• _Texte source_

# # # # #

L’ode ultime du cinéaste Alain Resnais à ses acteurs. Ce film est une curiosité qui prouve que théâtre et cinéma peuvent être en parfaite osmose. Tous les acteurs sont grandioses, avec une préférence à Pierre Arditi, Anne Consigny et Mathieu Amalric. Effectivement, nous n’avions pas encore tout vu M. Resnais !
"Dès qu'il eut franchi le pont les fantômes vinrent à sa rencontre" : cet inter-titre repris de Murnau donne le ton. Ce sera un film, mais bien autre chose aussi, un voyage (très) littéraire vers et dans des univers oniriques, par exemple. Resnais signe ici (à 90 ans !) une oeuvre magnifique, d'une grande richesse et intelligence, où mythe et théâtre se fondent et se prolongent dans un jeu complexe en miroir (« Vous n’avez encore rien vu » !). Le mythe est antique, qui donna même naissance à un culte, l'orphisme, la vision est scénique - doublement : la captation-prétexte de la bien-nommée "Compagnie de la Colombe" répétant dans un entrepôt sous la férule intrigante d’un pendule, et la fausse improvisation des 13 comédiens (jouant sous leur vrai nom – mention spéciale à Mathieu Amalric en « M.Henri ») à la poursuite de leur auteur, « Antoine d'Anthac » (Bruno Podalydès) dans une étrange demeure au coeur d'un village accroché à flanc de montagne (arrière-pays niçois ?) où les a priés à sa demande son homme de confiance et majordome « Marcellin » (Andrzej Seweryn), et même en triple, puisque les rôles d’Orphée et Eurydice sont assurés par deux couples différents d'interprètes, les 5 autres acteurs assurant leur partie en double, le texte est superbe (deux pièces d'Anouilh réunies, adaptées et scénarisées) et les décors, la musique, comme la scénographie remarquables. Ce vrai/faux « tombeau » (au sens bien sûr d’hommage, ici dramaturgique) est un régal. « Orphée » a donné quelques beaux films (avec Cocteau par exemple). Resnais livre là une « Eurydice » passionnante, enchâssée dans une réflexion générale sur la création, l’amour, la mort, le destin : enfin quelques thèmes majeurs… se payant même le luxe d’un épilogue malicieux.

# # # # #

• _Consignes_
A. Pouvez-vous redonner fidèlement le passage du texte sur Resnais qui commence par « L’ode ultime du » et se poursuit jusqu'à « M. Resnais ! » ?
B. Pouvez-vous transcrire à l'identique les lignes de la liste, du tout début jusqu'à la ligne contenant « Enumerate the UI » incluse, en laissant les images de côté ?
Le texte sur Resnais et la liste qui suit n'ont pas la même origine.

# # # # #

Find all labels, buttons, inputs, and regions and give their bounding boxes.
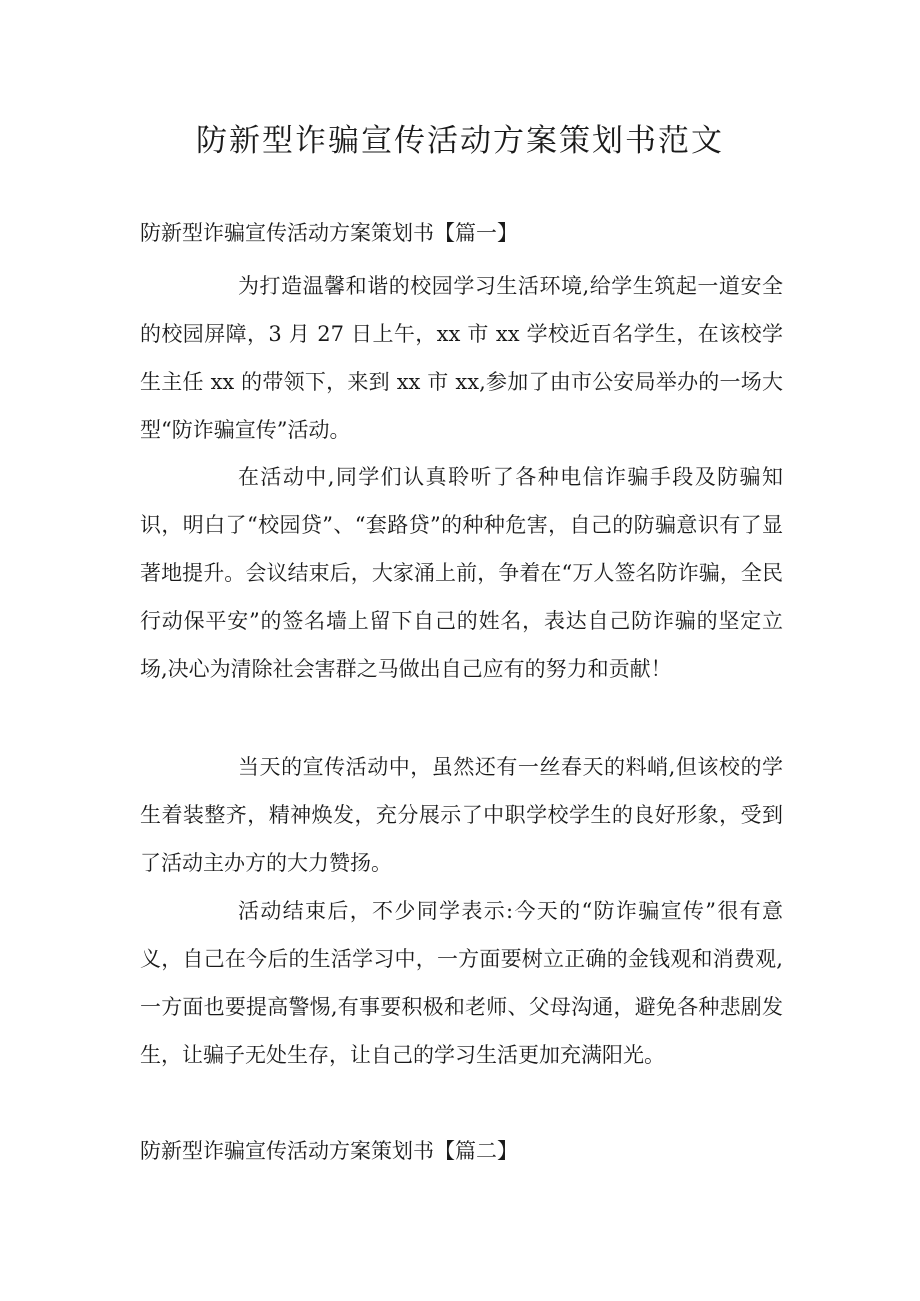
paragraph-2: 在活动中,同学们认真聆听了各种电信诈骗手段及防骗知识，明白了“校园贷”、“套路贷”的种种危害，自己的防骗意识有了显著地提升。会议结束后，大家涌上前，争着在“万人签名防诈骗，全民行动保平安”的签名墙上留下自己的姓名，表达自己防诈骗的坚定立场,决心为清除社会害群之马做出自己应有的努力和贡献！ (140, 465, 783, 681)
paragraph-3: 当天的宣传活动中，虽然还有一丝春天的料峭,但该校的学生着装整齐，精神焕发，充分展示了中职学校学生的良好形象，受到了活动主办方的大力赞扬。 (140, 755, 783, 875)
paragraph-1: 为打造温馨和谐的校园学习生活环境,给学生筑起一道安全的校园屏障，3 月 27 日上午，xx 市 xx 学校近百名学生，在该校学生主任 xx 的带领下，来到 xx 市 xx,参加了由市公安局举办的一场大型“防诈骗宣传”活动。 (140, 274, 783, 442)
paragraph-4: 活动结束后，不少同学表示:今天的“防诈骗宣传”很有意义，自己在今后的生活学习中，一方面要树立正确的金钱观和消费观,一方面也要提高警惕,有事要积极和老师、父母沟通，避免各种悲剧发生，让骗子无处生存，让自己的学习生活更加充满阳光。 (140, 899, 783, 1067)
document-title: 防新型诈骗宣传活动方案策划书范文 (196, 123, 724, 159)
section-heading-2: 防新型诈骗宣传活动方案策划书【篇二】 (140, 1139, 518, 1163)
section-heading-1: 防新型诈骗宣传活动方案策划书【篇一】 (140, 221, 518, 245)
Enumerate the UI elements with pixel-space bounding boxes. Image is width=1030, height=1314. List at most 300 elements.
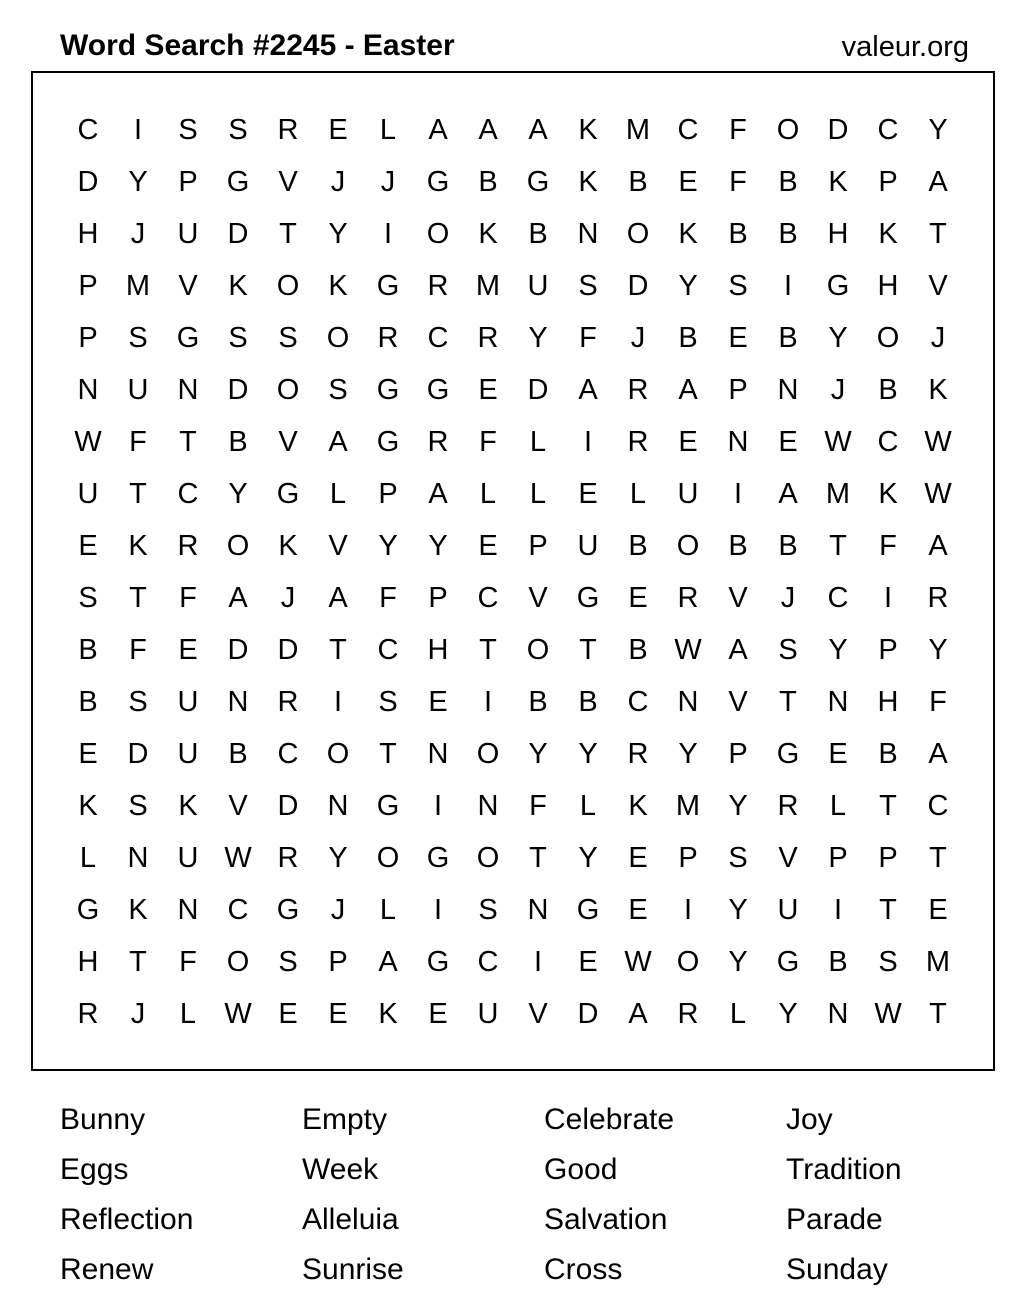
grid-letter: Y — [328, 841, 348, 874]
grid-letter: K — [78, 789, 98, 822]
grid-letter: W — [924, 477, 952, 510]
grid-letter: K — [328, 269, 348, 302]
grid-letter: M — [925, 945, 951, 978]
grid-letter: Y — [528, 321, 548, 354]
grid-letter: R — [427, 425, 449, 458]
grid-letter: D — [277, 633, 299, 666]
grid-letter: P — [378, 477, 398, 510]
grid-letter: G — [576, 581, 600, 614]
word-list-item: Renew — [60, 1253, 154, 1286]
grid-letter: T — [379, 737, 397, 770]
grid-letter: N — [177, 373, 199, 406]
grid-letter: H — [827, 217, 849, 250]
grid-letter: U — [177, 217, 199, 250]
grid-letter: A — [728, 633, 748, 666]
grid-letter: G — [226, 165, 250, 198]
grid-letter: E — [178, 633, 198, 666]
grid-letter: C — [427, 321, 449, 354]
grid-letter: Y — [828, 321, 848, 354]
grid-letter: A — [428, 113, 448, 146]
grid-letter: K — [278, 529, 298, 562]
grid-letter: E — [328, 113, 348, 146]
grid-letter: J — [130, 217, 146, 250]
grid-letter: U — [677, 477, 699, 510]
grid-letter: H — [427, 633, 449, 666]
grid-letter: G — [176, 321, 200, 354]
grid-letter: L — [829, 789, 847, 822]
grid-letter: T — [129, 477, 147, 510]
grid-letter: T — [129, 581, 147, 614]
grid-letter: Y — [678, 737, 698, 770]
grid-letter: U — [177, 841, 199, 874]
grid-letter: J — [830, 373, 846, 406]
grid-letter: C — [477, 945, 499, 978]
grid-letter: R — [477, 321, 499, 354]
grid-letter: T — [129, 945, 147, 978]
grid-letter: O — [376, 841, 400, 874]
grid-letter: O — [226, 529, 250, 562]
grid-letter: O — [426, 217, 450, 250]
grid-letter: G — [526, 165, 550, 198]
grid-letter: O — [676, 529, 700, 562]
grid-letter: O — [276, 373, 300, 406]
grid-letter: J — [130, 997, 146, 1030]
grid-letter: A — [528, 113, 548, 146]
grid-letter: I — [483, 685, 493, 718]
grid-letter: H — [877, 685, 899, 718]
grid-letter: V — [528, 581, 548, 614]
grid-letter: E — [628, 841, 648, 874]
grid-letter: K — [678, 217, 698, 250]
grid-letter: J — [780, 581, 796, 614]
grid-letter: S — [78, 581, 98, 614]
grid-letter: K — [628, 789, 648, 822]
grid-letter: B — [628, 165, 648, 198]
grid-letter: Y — [928, 633, 948, 666]
grid-letter: T — [579, 633, 597, 666]
grid-letter: R — [927, 581, 949, 614]
grid-letter: A — [578, 373, 598, 406]
grid-letter: F — [179, 581, 197, 614]
grid-letter: W — [74, 425, 102, 458]
grid-letter: C — [827, 581, 849, 614]
grid-letter: W — [824, 425, 852, 458]
grid-letter: I — [683, 893, 693, 926]
grid-letter: V — [178, 269, 198, 302]
grid-letter: V — [728, 685, 748, 718]
grid-letter: Y — [728, 945, 748, 978]
grid-letter: T — [279, 217, 297, 250]
grid-letter: R — [77, 997, 99, 1030]
grid-letter: E — [78, 529, 98, 562]
grid-letter: G — [776, 737, 800, 770]
grid-letter: G — [426, 841, 450, 874]
grid-letter: U — [177, 685, 199, 718]
grid-letter: O — [476, 737, 500, 770]
grid-letter: P — [878, 165, 898, 198]
grid-letter: D — [527, 373, 549, 406]
grid-letter: Y — [728, 893, 748, 926]
grid-letter: S — [478, 893, 498, 926]
grid-letter: B — [878, 373, 898, 406]
grid-letter: S — [728, 269, 748, 302]
grid-letter: P — [828, 841, 848, 874]
grid-letter: V — [278, 425, 298, 458]
grid-letter: K — [378, 997, 398, 1030]
grid-letter: B — [578, 685, 598, 718]
grid-letter: M — [625, 113, 651, 146]
grid-letter: A — [928, 737, 948, 770]
grid-letter: Y — [228, 477, 248, 510]
grid-letter: S — [778, 633, 798, 666]
grid-letter: B — [678, 321, 698, 354]
grid-letter: I — [383, 217, 393, 250]
grid-letter: U — [477, 997, 499, 1030]
grid-letter: R — [377, 321, 399, 354]
grid-letter: R — [277, 113, 299, 146]
grid-letter: J — [380, 165, 396, 198]
grid-letter: A — [928, 165, 948, 198]
grid-letter: I — [833, 893, 843, 926]
grid-letter: B — [528, 217, 548, 250]
word-list-item: Celebrate — [544, 1103, 675, 1136]
grid-letter: C — [77, 113, 99, 146]
grid-letter: O — [626, 217, 650, 250]
grid-letter: E — [78, 737, 98, 770]
grid-letter: B — [728, 217, 748, 250]
grid-letter: T — [179, 425, 197, 458]
word-list-item: Tradition — [786, 1153, 902, 1186]
grid-letter: N — [427, 737, 449, 770]
grid-letter: U — [177, 737, 199, 770]
grid-letter: P — [328, 945, 348, 978]
grid-letter: K — [178, 789, 198, 822]
grid-letter: F — [579, 321, 597, 354]
grid-letter: N — [327, 789, 349, 822]
grid-letter: D — [227, 373, 249, 406]
grid-letter: B — [778, 529, 798, 562]
grid-letter: U — [577, 529, 599, 562]
word-list-item: Eggs — [60, 1153, 129, 1186]
grid-letter: L — [179, 997, 197, 1030]
grid-letter: N — [577, 217, 599, 250]
grid-letter: B — [778, 165, 798, 198]
grid-letter: B — [228, 737, 248, 770]
grid-letter: E — [928, 893, 948, 926]
grid-letter: Y — [378, 529, 398, 562]
grid-letter: W — [224, 997, 252, 1030]
grid-letter: I — [733, 477, 743, 510]
grid-letter: E — [628, 581, 648, 614]
grid-letter: K — [828, 165, 848, 198]
grid-letter: N — [677, 685, 699, 718]
grid-letter: P — [878, 633, 898, 666]
grid-letter: I — [433, 789, 443, 822]
grid-letter: Y — [428, 529, 448, 562]
grid-letter: O — [226, 945, 250, 978]
grid-letter: P — [178, 165, 198, 198]
grid-letter: C — [227, 893, 249, 926]
grid-letter: H — [77, 217, 99, 250]
grid-letter: N — [127, 841, 149, 874]
word-list-item: Week — [302, 1153, 379, 1186]
grid-letter: S — [728, 841, 748, 874]
word-list-item: Sunrise — [302, 1253, 404, 1286]
grid-letter: C — [927, 789, 949, 822]
grid-letter: S — [878, 945, 898, 978]
grid-letter: P — [728, 737, 748, 770]
grid-letter: L — [379, 113, 397, 146]
grid-letter: I — [333, 685, 343, 718]
grid-letter: F — [179, 945, 197, 978]
grid-letter: N — [477, 789, 499, 822]
word-list-item: Bunny — [60, 1103, 146, 1136]
grid-letter: Y — [928, 113, 948, 146]
grid-letter: G — [426, 945, 450, 978]
grid-letter: F — [529, 789, 547, 822]
grid-letter: V — [728, 581, 748, 614]
grid-letter: D — [277, 789, 299, 822]
grid-letter: P — [428, 581, 448, 614]
site-name: valeur.org — [841, 31, 969, 63]
grid-letter: T — [929, 217, 947, 250]
grid-letter: B — [778, 217, 798, 250]
grid-letter: R — [427, 269, 449, 302]
grid-letter: E — [728, 321, 748, 354]
grid-letter: B — [528, 685, 548, 718]
grid-letter: P — [728, 373, 748, 406]
word-list-item: Reflection — [60, 1203, 194, 1236]
grid-letter: G — [376, 269, 400, 302]
grid-letter: D — [827, 113, 849, 146]
grid-letter: A — [778, 477, 798, 510]
grid-letter: O — [526, 633, 550, 666]
grid-letter: I — [583, 425, 593, 458]
grid-letter: O — [326, 737, 350, 770]
grid-letter: R — [627, 737, 649, 770]
word-list-item: Parade — [786, 1203, 883, 1236]
grid-letter: G — [276, 477, 300, 510]
grid-letter: E — [278, 997, 298, 1030]
grid-letter: C — [627, 685, 649, 718]
grid-letter: L — [329, 477, 347, 510]
grid-letter: I — [883, 581, 893, 614]
grid-letter: S — [228, 113, 248, 146]
grid-letter: F — [479, 425, 497, 458]
grid-letter: H — [877, 269, 899, 302]
grid-letter: P — [528, 529, 548, 562]
grid-letter: B — [78, 685, 98, 718]
grid-letter: A — [928, 529, 948, 562]
grid-letter: Y — [778, 997, 798, 1030]
grid-letter: V — [278, 165, 298, 198]
grid-letter: G — [576, 893, 600, 926]
grid-letter: S — [278, 321, 298, 354]
grid-letter: N — [527, 893, 549, 926]
grid-letter: A — [428, 477, 448, 510]
grid-letter: O — [276, 269, 300, 302]
grid-letter: K — [578, 113, 598, 146]
grid-letter: E — [478, 373, 498, 406]
grid-letter: K — [478, 217, 498, 250]
grid-letter: T — [879, 789, 897, 822]
grid-letter: E — [628, 893, 648, 926]
grid-letter: D — [227, 217, 249, 250]
grid-letter: S — [128, 685, 148, 718]
grid-letter: T — [829, 529, 847, 562]
grid-letter: J — [280, 581, 296, 614]
grid-letter: E — [578, 945, 598, 978]
grid-letter: L — [729, 997, 747, 1030]
grid-letter: S — [178, 113, 198, 146]
grid-letter: L — [579, 789, 597, 822]
grid-letter: A — [228, 581, 248, 614]
grid-letter: G — [376, 373, 400, 406]
word-list-item: Sunday — [786, 1253, 888, 1286]
grid-letter: G — [426, 373, 450, 406]
grid-letter: W — [874, 997, 902, 1030]
grid-letter: M — [675, 789, 701, 822]
grid-letter: E — [328, 997, 348, 1030]
grid-letter: C — [277, 737, 299, 770]
grid-letter: F — [729, 165, 747, 198]
word-list-item: Alleluia — [302, 1203, 399, 1236]
grid-letter: L — [629, 477, 647, 510]
grid-letter: Y — [578, 841, 598, 874]
grid-letter: N — [777, 373, 799, 406]
grid-letter: D — [577, 997, 599, 1030]
grid-letter: G — [276, 893, 300, 926]
grid-letter: A — [328, 581, 348, 614]
grid-letter: G — [826, 269, 850, 302]
grid-letter: G — [426, 165, 450, 198]
grid-letter: B — [478, 165, 498, 198]
word-list-item: Joy — [786, 1103, 833, 1136]
grid-letter: S — [128, 321, 148, 354]
grid-letter: V — [228, 789, 248, 822]
grid-letter: L — [79, 841, 97, 874]
grid-letter: F — [879, 529, 897, 562]
grid-letter: P — [878, 841, 898, 874]
grid-letter: V — [778, 841, 798, 874]
grid-letter: R — [277, 685, 299, 718]
grid-letter: S — [578, 269, 598, 302]
grid-letter: N — [727, 425, 749, 458]
grid-letter: D — [127, 737, 149, 770]
grid-letter: P — [678, 841, 698, 874]
grid-letter: C — [477, 581, 499, 614]
grid-letter: S — [278, 945, 298, 978]
grid-letter: F — [929, 685, 947, 718]
grid-letter: L — [529, 425, 547, 458]
grid-letter: E — [478, 529, 498, 562]
grid-letter: O — [876, 321, 900, 354]
grid-letter: R — [777, 789, 799, 822]
grid-letter: B — [778, 321, 798, 354]
grid-letter: I — [133, 113, 143, 146]
word-list — [60, 1095, 1028, 1295]
grid-letter: R — [627, 373, 649, 406]
grid-letter: T — [529, 841, 547, 874]
grid-letter: T — [929, 841, 947, 874]
grid-letter: Y — [728, 789, 748, 822]
grid-letter: P — [78, 321, 98, 354]
grid-letter: S — [328, 373, 348, 406]
page-title: Word Search #2245 - Easter — [60, 29, 455, 62]
grid-letter: F — [729, 113, 747, 146]
grid-letter: L — [479, 477, 497, 510]
grid-letter: K — [128, 529, 148, 562]
grid-letter: C — [177, 477, 199, 510]
grid-letter: W — [624, 945, 652, 978]
grid-letter: T — [779, 685, 797, 718]
grid-letter: G — [376, 789, 400, 822]
grid-letter: S — [228, 321, 248, 354]
grid-letter: W — [224, 841, 252, 874]
grid-letter: U — [127, 373, 149, 406]
grid-letter: N — [77, 373, 99, 406]
grid-letter: R — [627, 425, 649, 458]
grid-letter: T — [929, 997, 947, 1030]
grid-letter: M — [475, 269, 501, 302]
grid-letter: K — [128, 893, 148, 926]
grid-letter: D — [627, 269, 649, 302]
grid-letter: T — [329, 633, 347, 666]
grid-letter: K — [228, 269, 248, 302]
word-list-item: Cross — [544, 1253, 623, 1286]
word-list-item: Empty — [302, 1103, 388, 1136]
grid-letter: B — [628, 633, 648, 666]
grid-letter: E — [678, 425, 698, 458]
grid-letter: J — [330, 165, 346, 198]
grid-letter: W — [924, 425, 952, 458]
grid-letter: D — [77, 165, 99, 198]
grid-letter: V — [928, 269, 948, 302]
grid-letter: K — [878, 477, 898, 510]
grid-letter: Y — [328, 217, 348, 250]
grid-letter: O — [476, 841, 500, 874]
grid-letter: C — [877, 425, 899, 458]
grid-letter: E — [428, 685, 448, 718]
grid-letter: I — [783, 269, 793, 302]
grid-letter: U — [527, 269, 549, 302]
grid-letter: A — [628, 997, 648, 1030]
grid-letter: N — [177, 893, 199, 926]
grid-letter: E — [578, 477, 598, 510]
grid-letter: R — [277, 841, 299, 874]
grid-letter: B — [228, 425, 248, 458]
grid-letter: A — [378, 945, 398, 978]
grid-letter: C — [677, 113, 699, 146]
grid-letter: Y — [828, 633, 848, 666]
grid-letter: O — [776, 113, 800, 146]
grid-letter: R — [677, 997, 699, 1030]
grid-letter: N — [827, 685, 849, 718]
grid-letter: M — [125, 269, 151, 302]
grid-letter: I — [433, 893, 443, 926]
grid-letter: S — [128, 789, 148, 822]
grid-letter: H — [77, 945, 99, 978]
grid-letter: B — [728, 529, 748, 562]
grid-letter: E — [828, 737, 848, 770]
grid-letter: A — [678, 373, 698, 406]
grid-letter: V — [328, 529, 348, 562]
grid-letter: R — [677, 581, 699, 614]
grid-letter: W — [674, 633, 702, 666]
grid-letter: T — [879, 893, 897, 926]
grid-letter: G — [76, 893, 100, 926]
grid-letter: Y — [678, 269, 698, 302]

# # # # #

• _Réponses ci-dessous_
A.
L’ode ultime du cinéaste Alain Resnais à ses acteurs. Ce film est une curiosité qui prouve que théâtre et cinéma peuvent être en parfaite osmose. Tous les acteurs sont grandioses, avec une préférence à Pierre Arditi, Anne Consigny et Mathieu Amalric. Effectivement, nous n’avions pas encore tout vu M. Resnais !

B.
Find all labels, buttons, inputs, and regions and give their bounding boxes.
paragraph-2: 在活动中,同学们认真聆听了各种电信诈骗手段及防骗知识，明白了“校园贷”、“套路贷”的种种危害，自己的防骗意识有了显著地提升。会议结束后，大家涌上前，争着在“万人签名防诈骗，全民行动保平安”的签名墙上留下自己的姓名，表达自己防诈骗的坚定立场,决心为清除社会害群之马做出自己应有的努力和贡献！ (140, 465, 783, 681)
paragraph-3: 当天的宣传活动中，虽然还有一丝春天的料峭,但该校的学生着装整齐，精神焕发，充分展示了中职学校学生的良好形象，受到了活动主办方的大力赞扬。 (140, 755, 783, 875)
paragraph-1: 为打造温馨和谐的校园学习生活环境,给学生筑起一道安全的校园屏障，3 月 27 日上午，xx 市 xx 学校近百名学生，在该校学生主任 xx 的带领下，来到 xx 市 xx,参加了由市公安局举办的一场大型“防诈骗宣传”活动。 (140, 274, 783, 442)
paragraph-4: 活动结束后，不少同学表示:今天的“防诈骗宣传”很有意义，自己在今后的生活学习中，一方面要树立正确的金钱观和消费观,一方面也要提高警惕,有事要积极和老师、父母沟通，避免各种悲剧发生，让骗子无处生存，让自己的学习生活更加充满阳光。 (140, 899, 783, 1067)
document-title: 防新型诈骗宣传活动方案策划书范文 (196, 123, 724, 159)
section-heading-2: 防新型诈骗宣传活动方案策划书【篇二】 (140, 1139, 518, 1163)
section-heading-1: 防新型诈骗宣传活动方案策划书【篇一】 (140, 221, 518, 245)
Enumerate the UI elements with pixel-space bounding boxes. Image is width=1030, height=1314. List at most 300 elements.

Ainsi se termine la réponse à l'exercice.